## Your goal
Look through the material below and give the number of lines holding "JSON", with no other words.

··· Data shown ···

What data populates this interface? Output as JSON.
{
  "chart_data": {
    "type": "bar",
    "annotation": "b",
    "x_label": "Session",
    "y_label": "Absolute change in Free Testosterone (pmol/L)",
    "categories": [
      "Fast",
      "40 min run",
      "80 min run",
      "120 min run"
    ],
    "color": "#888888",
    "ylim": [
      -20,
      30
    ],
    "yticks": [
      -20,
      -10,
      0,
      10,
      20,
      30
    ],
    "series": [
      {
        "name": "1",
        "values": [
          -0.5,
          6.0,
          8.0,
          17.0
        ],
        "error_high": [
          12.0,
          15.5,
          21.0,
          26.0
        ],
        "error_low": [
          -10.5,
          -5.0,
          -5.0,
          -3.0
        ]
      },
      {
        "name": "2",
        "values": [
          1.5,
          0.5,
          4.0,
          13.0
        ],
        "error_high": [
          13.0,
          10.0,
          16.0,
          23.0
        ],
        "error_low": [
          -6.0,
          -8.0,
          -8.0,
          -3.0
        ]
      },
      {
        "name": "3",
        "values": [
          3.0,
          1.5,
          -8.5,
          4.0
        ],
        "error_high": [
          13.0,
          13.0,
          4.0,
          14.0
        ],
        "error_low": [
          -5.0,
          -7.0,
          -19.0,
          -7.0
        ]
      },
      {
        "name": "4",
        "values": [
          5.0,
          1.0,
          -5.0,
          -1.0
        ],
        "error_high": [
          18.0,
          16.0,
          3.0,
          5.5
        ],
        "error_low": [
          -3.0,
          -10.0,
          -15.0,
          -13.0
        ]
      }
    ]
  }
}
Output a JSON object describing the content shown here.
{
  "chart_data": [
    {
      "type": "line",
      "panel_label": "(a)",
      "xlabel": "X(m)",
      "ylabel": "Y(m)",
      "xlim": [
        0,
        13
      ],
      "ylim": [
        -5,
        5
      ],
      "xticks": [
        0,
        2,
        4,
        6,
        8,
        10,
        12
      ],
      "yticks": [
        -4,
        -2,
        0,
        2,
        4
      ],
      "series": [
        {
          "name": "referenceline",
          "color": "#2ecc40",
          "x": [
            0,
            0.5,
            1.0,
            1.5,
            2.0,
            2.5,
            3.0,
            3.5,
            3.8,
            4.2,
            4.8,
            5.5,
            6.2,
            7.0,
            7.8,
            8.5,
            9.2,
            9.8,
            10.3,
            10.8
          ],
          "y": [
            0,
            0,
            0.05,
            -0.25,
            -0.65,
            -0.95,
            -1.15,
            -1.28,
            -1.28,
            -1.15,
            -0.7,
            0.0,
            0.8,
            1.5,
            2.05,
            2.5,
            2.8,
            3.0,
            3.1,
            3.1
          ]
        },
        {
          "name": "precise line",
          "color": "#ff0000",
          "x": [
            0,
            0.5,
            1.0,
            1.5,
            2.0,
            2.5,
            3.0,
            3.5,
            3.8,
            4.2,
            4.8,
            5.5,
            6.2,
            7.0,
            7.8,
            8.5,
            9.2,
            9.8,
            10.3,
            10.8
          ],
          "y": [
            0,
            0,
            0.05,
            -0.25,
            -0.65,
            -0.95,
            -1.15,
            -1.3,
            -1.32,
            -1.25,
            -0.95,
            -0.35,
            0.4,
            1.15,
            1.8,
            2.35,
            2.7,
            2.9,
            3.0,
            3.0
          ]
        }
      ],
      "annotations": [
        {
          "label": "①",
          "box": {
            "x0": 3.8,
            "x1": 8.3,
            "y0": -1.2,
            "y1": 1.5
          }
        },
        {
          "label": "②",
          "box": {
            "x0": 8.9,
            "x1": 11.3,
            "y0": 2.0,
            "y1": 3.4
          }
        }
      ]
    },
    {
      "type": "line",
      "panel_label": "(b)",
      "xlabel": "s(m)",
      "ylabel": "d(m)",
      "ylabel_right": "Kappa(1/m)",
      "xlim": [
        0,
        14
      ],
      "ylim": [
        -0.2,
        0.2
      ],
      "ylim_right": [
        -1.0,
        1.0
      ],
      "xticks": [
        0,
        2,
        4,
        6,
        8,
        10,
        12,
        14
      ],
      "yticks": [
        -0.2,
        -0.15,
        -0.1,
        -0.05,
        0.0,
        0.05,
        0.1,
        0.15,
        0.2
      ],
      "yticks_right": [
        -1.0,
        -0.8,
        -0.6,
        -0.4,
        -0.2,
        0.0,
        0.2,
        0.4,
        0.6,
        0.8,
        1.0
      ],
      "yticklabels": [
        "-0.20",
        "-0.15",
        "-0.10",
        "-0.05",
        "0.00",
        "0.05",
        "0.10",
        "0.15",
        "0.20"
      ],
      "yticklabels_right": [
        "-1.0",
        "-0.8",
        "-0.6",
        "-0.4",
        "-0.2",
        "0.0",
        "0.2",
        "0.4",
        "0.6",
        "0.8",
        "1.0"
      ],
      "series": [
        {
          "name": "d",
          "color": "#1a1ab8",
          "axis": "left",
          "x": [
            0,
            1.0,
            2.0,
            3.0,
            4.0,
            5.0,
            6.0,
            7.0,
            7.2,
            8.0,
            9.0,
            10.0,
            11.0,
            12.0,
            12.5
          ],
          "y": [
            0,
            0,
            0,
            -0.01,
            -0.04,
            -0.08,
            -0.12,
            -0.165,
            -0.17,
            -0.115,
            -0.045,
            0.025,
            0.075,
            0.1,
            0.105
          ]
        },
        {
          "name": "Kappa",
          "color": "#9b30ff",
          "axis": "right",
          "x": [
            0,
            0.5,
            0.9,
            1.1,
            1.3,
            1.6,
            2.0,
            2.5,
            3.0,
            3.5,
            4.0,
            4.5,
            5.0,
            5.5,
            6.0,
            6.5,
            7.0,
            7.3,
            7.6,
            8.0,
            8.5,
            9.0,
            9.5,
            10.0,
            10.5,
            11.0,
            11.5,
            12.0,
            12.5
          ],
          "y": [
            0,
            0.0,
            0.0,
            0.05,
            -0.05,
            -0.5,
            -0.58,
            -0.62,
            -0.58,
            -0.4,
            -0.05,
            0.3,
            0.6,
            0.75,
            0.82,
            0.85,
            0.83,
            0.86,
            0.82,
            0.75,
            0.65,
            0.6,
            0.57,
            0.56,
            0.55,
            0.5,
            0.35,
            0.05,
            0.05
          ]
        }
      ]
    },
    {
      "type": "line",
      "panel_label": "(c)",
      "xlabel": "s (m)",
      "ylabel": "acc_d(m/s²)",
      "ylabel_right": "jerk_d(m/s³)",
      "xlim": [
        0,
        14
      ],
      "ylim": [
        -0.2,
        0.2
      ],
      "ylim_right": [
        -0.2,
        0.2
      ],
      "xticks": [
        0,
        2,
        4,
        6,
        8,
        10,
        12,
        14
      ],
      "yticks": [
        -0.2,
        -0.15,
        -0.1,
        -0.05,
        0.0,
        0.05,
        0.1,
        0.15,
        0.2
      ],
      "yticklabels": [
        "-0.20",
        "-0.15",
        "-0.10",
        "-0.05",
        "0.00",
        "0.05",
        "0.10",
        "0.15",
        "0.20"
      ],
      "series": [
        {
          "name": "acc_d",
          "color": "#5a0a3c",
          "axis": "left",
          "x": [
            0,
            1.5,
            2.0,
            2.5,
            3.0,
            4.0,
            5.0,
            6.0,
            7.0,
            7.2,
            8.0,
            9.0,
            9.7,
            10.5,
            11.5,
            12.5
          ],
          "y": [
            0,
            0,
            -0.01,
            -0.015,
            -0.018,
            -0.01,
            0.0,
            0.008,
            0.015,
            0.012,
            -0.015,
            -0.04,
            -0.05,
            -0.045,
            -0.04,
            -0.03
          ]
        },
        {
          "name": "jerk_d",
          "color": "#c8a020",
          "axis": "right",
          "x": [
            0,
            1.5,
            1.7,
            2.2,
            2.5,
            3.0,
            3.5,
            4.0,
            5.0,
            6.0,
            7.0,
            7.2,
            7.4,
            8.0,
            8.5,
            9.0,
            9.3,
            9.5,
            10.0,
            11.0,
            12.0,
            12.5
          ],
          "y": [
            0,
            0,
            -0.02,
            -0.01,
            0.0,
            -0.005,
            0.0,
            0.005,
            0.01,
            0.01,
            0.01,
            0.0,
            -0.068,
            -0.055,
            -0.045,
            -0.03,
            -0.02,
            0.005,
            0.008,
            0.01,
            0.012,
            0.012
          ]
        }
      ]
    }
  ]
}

···

## Full response
2